▶ [REQUIREMENTS] For each line in the data below that holds "heading", return a copy.

>> BEGIN STORED ROWS

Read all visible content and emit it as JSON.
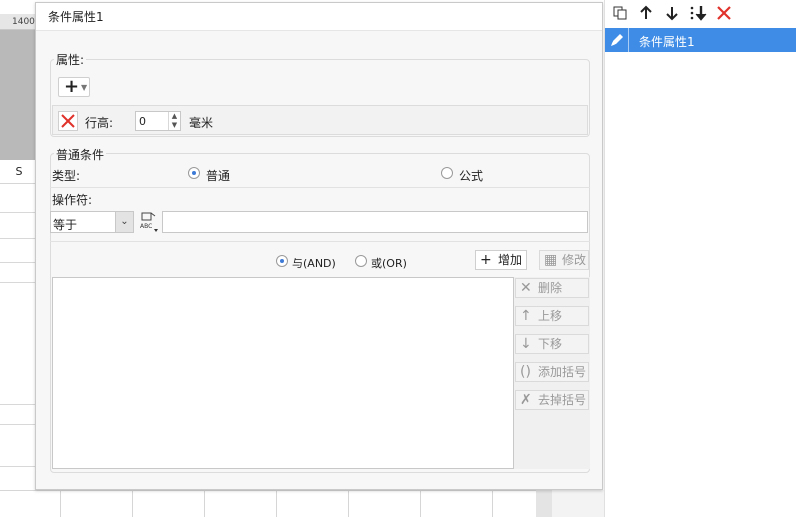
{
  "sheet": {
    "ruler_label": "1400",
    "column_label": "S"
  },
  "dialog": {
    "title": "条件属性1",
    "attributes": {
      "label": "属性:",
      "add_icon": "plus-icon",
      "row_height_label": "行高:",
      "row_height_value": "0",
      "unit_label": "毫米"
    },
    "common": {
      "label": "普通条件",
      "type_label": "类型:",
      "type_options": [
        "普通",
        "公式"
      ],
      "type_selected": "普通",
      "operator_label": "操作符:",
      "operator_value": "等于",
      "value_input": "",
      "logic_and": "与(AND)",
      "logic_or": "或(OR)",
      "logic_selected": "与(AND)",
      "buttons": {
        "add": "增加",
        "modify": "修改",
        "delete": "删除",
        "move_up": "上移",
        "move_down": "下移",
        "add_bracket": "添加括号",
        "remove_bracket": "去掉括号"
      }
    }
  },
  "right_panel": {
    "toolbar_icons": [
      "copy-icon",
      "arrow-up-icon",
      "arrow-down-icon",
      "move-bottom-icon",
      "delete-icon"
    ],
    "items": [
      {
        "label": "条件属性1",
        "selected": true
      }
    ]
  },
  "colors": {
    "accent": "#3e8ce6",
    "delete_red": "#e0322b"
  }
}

>> END STORED ROWS
>> BEGIN STORED ROWS

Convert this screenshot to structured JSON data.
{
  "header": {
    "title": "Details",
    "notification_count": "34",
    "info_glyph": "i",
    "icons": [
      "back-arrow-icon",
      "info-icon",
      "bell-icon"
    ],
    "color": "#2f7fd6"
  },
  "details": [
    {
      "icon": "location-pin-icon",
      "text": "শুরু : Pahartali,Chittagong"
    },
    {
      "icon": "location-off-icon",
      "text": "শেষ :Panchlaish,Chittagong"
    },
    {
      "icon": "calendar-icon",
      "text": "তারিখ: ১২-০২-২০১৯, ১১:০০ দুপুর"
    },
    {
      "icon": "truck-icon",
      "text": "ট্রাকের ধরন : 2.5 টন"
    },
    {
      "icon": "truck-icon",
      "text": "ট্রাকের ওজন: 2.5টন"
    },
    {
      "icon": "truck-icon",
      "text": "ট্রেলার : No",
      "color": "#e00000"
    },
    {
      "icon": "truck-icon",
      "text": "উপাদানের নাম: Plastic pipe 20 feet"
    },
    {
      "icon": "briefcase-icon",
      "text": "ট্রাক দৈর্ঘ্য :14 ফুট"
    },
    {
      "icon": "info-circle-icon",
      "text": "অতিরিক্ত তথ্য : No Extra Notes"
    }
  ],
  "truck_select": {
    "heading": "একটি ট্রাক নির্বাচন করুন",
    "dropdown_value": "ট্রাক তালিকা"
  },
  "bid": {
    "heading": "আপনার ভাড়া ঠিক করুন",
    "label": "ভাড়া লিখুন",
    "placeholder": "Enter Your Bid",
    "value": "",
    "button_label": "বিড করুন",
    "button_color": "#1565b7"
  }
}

>> END STORED ROWS

▶ [THE COMPLETED TASK]
    "heading": "একটি ট্রাক নির্বাচন করুন",
    "heading": "আপনার ভাড়া ঠিক করুন",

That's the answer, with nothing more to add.